Brief>
The records below must be written out exactly, with every picture left behind.

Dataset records
* * * * * * * * *
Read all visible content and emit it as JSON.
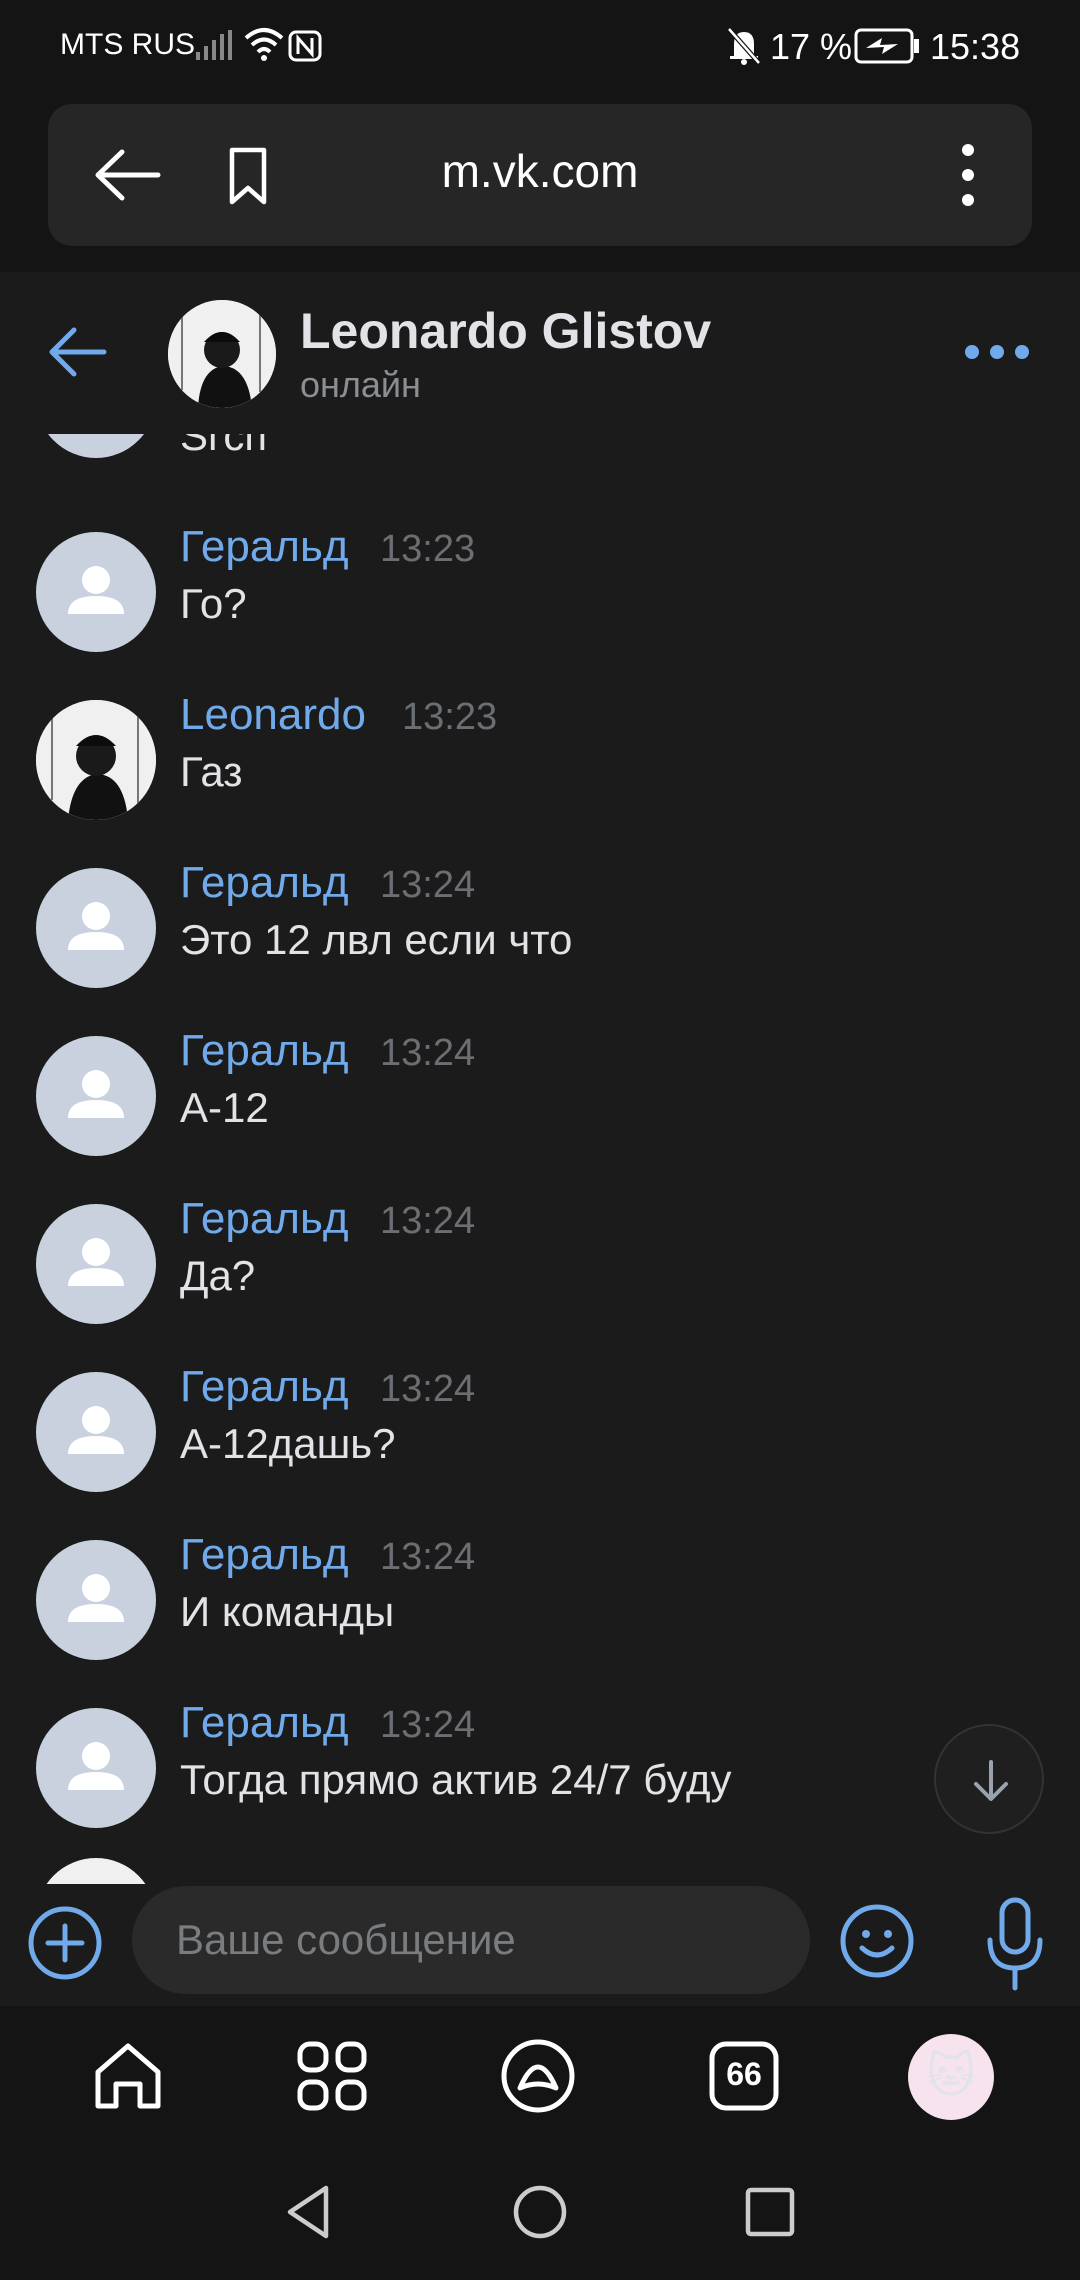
{
  "status_bar": {
    "carrier": "MTS RUS",
    "battery_percent": "17 %",
    "time": "15:38"
  },
  "browser": {
    "url": "m.vk.com"
  },
  "chat": {
    "name": "Leonardo Glistov",
    "status": "онлайн",
    "partial_top_text": "Sгcп"
  },
  "messages": [
    {
      "sender": "Геральд",
      "time": "13:23",
      "text": "Го?",
      "avatar": "default"
    },
    {
      "sender": "Leonardo",
      "time": "13:23",
      "text": "Газ",
      "avatar": "photo"
    },
    {
      "sender": "Геральд",
      "time": "13:24",
      "text": "Это 12 лвл если что",
      "avatar": "default"
    },
    {
      "sender": "Геральд",
      "time": "13:24",
      "text": "А-12",
      "avatar": "default"
    },
    {
      "sender": "Геральд",
      "time": "13:24",
      "text": "Да?",
      "avatar": "default"
    },
    {
      "sender": "Геральд",
      "time": "13:24",
      "text": "А-12дашь?",
      "avatar": "default"
    },
    {
      "sender": "Геральд",
      "time": "13:24",
      "text": "И команды",
      "avatar": "default"
    },
    {
      "sender": "Геральд",
      "time": "13:24",
      "text": "Тогда прямо актив 24/7 буду",
      "avatar": "default"
    }
  ],
  "composer": {
    "placeholder": "Ваше сообщение"
  },
  "bottom_nav": {
    "messenger_badge": "66",
    "profile_emoji": "🐱"
  },
  "colors": {
    "accent": "#71aaeb",
    "background": "#1b1b1b",
    "text": "#e1e3e6"
  }
}
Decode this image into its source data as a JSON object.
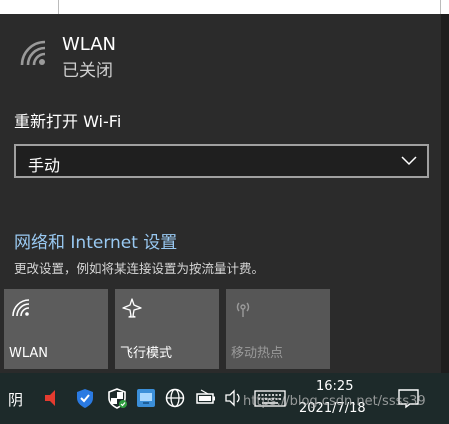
* * * * * * * * *
Finished answer>
Read all visible content and emit it as JSON.
{
  "status_bar": {
    "carrier": "MTS RUS",
    "battery_percent": "17 %",
    "time": "15:38"
  },
  "browser": {
    "url": "m.vk.com"
  },
  "chat": {
    "name": "Leonardo Glistov",
    "status": "онлайн",
    "partial_top_text": "Sгcп"
  },
  "messages": [
    {
      "sender": "Геральд",
      "time": "13:23",
      "text": "Го?",
      "avatar": "default"
    },
    {
      "sender": "Leonardo",
      "time": "13:23",
      "text": "Газ",
      "avatar": "photo"
    },
    {
      "sender": "Геральд",
      "time": "13:24",
      "text": "Это 12 лвл если что",
      "avatar": "default"
    },
    {
      "sender": "Геральд",
      "time": "13:24",
      "text": "А-12",
      "avatar": "default"
    },
    {
      "sender": "Геральд",
      "time": "13:24",
      "text": "Да?",
      "avatar": "default"
    },
    {
      "sender": "Геральд",
      "time": "13:24",
      "text": "А-12дашь?",
      "avatar": "default"
    },
    {
      "sender": "Геральд",
      "time": "13:24",
      "text": "И команды",
      "avatar": "default"
    },
    {
      "sender": "Геральд",
      "time": "13:24",
      "text": "Тогда прямо актив 24/7 буду",
      "avatar": "default"
    }
  ],
  "composer": {
    "placeholder": "Ваше сообщение"
  },
  "bottom_nav": {
    "messenger_badge": "66",
    "profile_emoji": "🐱"
  },
  "colors": {
    "accent": "#71aaeb",
    "background": "#1b1b1b",
    "text": "#e1e3e6"
  }
}
Decode this image into its source data as a JSON object.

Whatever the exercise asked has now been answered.